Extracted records

────────

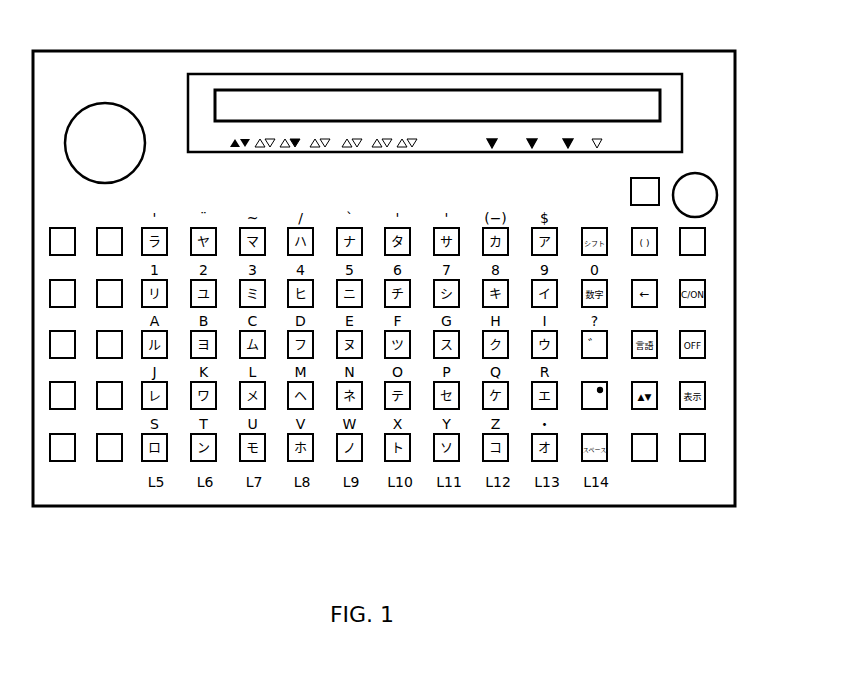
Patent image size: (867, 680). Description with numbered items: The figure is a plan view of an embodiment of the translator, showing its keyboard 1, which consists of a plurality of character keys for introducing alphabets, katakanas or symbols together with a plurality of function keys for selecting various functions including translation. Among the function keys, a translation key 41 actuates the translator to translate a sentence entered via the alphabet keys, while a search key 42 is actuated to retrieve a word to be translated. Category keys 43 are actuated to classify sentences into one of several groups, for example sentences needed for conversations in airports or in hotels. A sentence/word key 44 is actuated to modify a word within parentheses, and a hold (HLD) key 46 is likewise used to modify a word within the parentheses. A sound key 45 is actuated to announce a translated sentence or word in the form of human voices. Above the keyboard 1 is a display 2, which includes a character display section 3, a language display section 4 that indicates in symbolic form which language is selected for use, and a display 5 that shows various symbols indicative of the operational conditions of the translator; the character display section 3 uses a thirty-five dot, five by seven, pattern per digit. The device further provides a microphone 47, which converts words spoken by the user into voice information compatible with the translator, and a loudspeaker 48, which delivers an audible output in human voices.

The keyboard 1 is at (374, 510).
The display 2 is at (488, 72).
The character display section 3 is at (432, 100).
The language display section 4 is at (307, 143).
The display for symbols indicative of operational conditions 5 is at (587, 143).
The translation key 41 is at (647, 461).
The search key 42 is at (706, 448).
The category keys 43 is at (87, 462).
The sentence/word key 44 is at (706, 238).
The sound key 45 is at (660, 178).
The hold (HLD) key 46 is at (608, 403).
The microphone 47 is at (717, 195).
The loudspeaker 48 is at (112, 102).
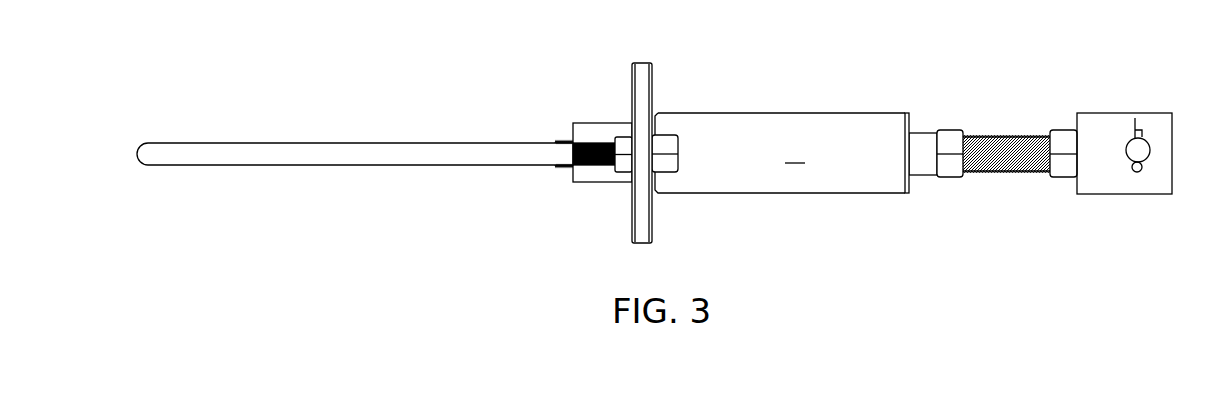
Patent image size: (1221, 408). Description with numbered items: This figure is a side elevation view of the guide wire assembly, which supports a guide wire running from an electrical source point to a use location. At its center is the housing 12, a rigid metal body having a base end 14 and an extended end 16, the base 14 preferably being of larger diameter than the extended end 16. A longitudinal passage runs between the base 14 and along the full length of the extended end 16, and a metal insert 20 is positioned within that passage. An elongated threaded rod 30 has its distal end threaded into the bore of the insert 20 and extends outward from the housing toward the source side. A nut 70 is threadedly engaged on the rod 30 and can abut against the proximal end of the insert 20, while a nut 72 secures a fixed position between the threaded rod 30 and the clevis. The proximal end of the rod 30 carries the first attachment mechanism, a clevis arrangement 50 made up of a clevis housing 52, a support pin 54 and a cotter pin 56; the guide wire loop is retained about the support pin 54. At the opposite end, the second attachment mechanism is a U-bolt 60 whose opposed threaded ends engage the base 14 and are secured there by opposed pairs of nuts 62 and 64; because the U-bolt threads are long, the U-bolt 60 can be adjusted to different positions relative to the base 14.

────────

Reproduce every line of the records above verbatim, leaving the pictures out.

Patent image size: (867, 680). Description with numbered items: The figure is a plan view of an embodiment of the translator, showing its keyboard 1, which consists of a plurality of character keys for introducing alphabets, katakanas or symbols together with a plurality of function keys for selecting various functions including translation. Among the function keys, a translation key 41 actuates the translator to translate a sentence entered via the alphabet keys, while a search key 42 is actuated to retrieve a word to be translated. Category keys 43 are actuated to classify sentences into one of several groups, for example sentences needed for conversations in airports or in hotels. A sentence/word key 44 is actuated to modify a word within parentheses, and a hold (HLD) key 46 is likewise used to modify a word within the parentheses. A sound key 45 is actuated to announce a translated sentence or word in the form of human voices. Above the keyboard 1 is a display 2, which includes a character display section 3, a language display section 4 that indicates in symbolic form which language is selected for use, and a display 5 that shows various symbols indicative of the operational conditions of the translator; the character display section 3 uses a thirty-five dot, five by seven, pattern per digit. The device further provides a microphone 47, which converts words spoken by the user into voice information compatible with the translator, and a loudspeaker 48, which delivers an audible output in human voices.

The keyboard 1 is at (374, 510).
The display 2 is at (488, 72).
The character display section 3 is at (432, 100).
The language display section 4 is at (307, 143).
The display for symbols indicative of operational conditions 5 is at (587, 143).
The translation key 41 is at (647, 461).
The search key 42 is at (706, 448).
The category keys 43 is at (87, 462).
The sentence/word key 44 is at (706, 238).
The sound key 45 is at (660, 178).
The hold (HLD) key 46 is at (608, 403).
The microphone 47 is at (717, 195).
The loudspeaker 48 is at (112, 102).
Patent image size: (1221, 408). Description with numbered items: This figure is a side elevation view of the guide wire assembly, which supports a guide wire running from an electrical source point to a use location. At its center is the housing 12, a rigid metal body having a base end 14 and an extended end 16, the base 14 preferably being of larger diameter than the extended end 16. A longitudinal passage runs between the base 14 and along the full length of the extended end 16, and a metal insert 20 is positioned within that passage. An elongated threaded rod 30 has its distal end threaded into the bore of the insert 20 and extends outward from the housing toward the source side. A nut 70 is threadedly engaged on the rod 30 and can abut against the proximal end of the insert 20, while a nut 72 secures a fixed position between the threaded rod 30 and the clevis. The proximal end of the rod 30 carries the first attachment mechanism, a clevis arrangement 50 made up of a clevis housing 52, a support pin 54 and a cotter pin 56; the guide wire loop is retained about the support pin 54. At the opposite end, the second attachment mechanism is a U-bolt 60 whose opposed threaded ends engage the base 14 and are secured there by opposed pairs of nuts 62 and 64; because the U-bolt threads are long, the U-bolt 60 can be adjusted to different positions relative to the base 14.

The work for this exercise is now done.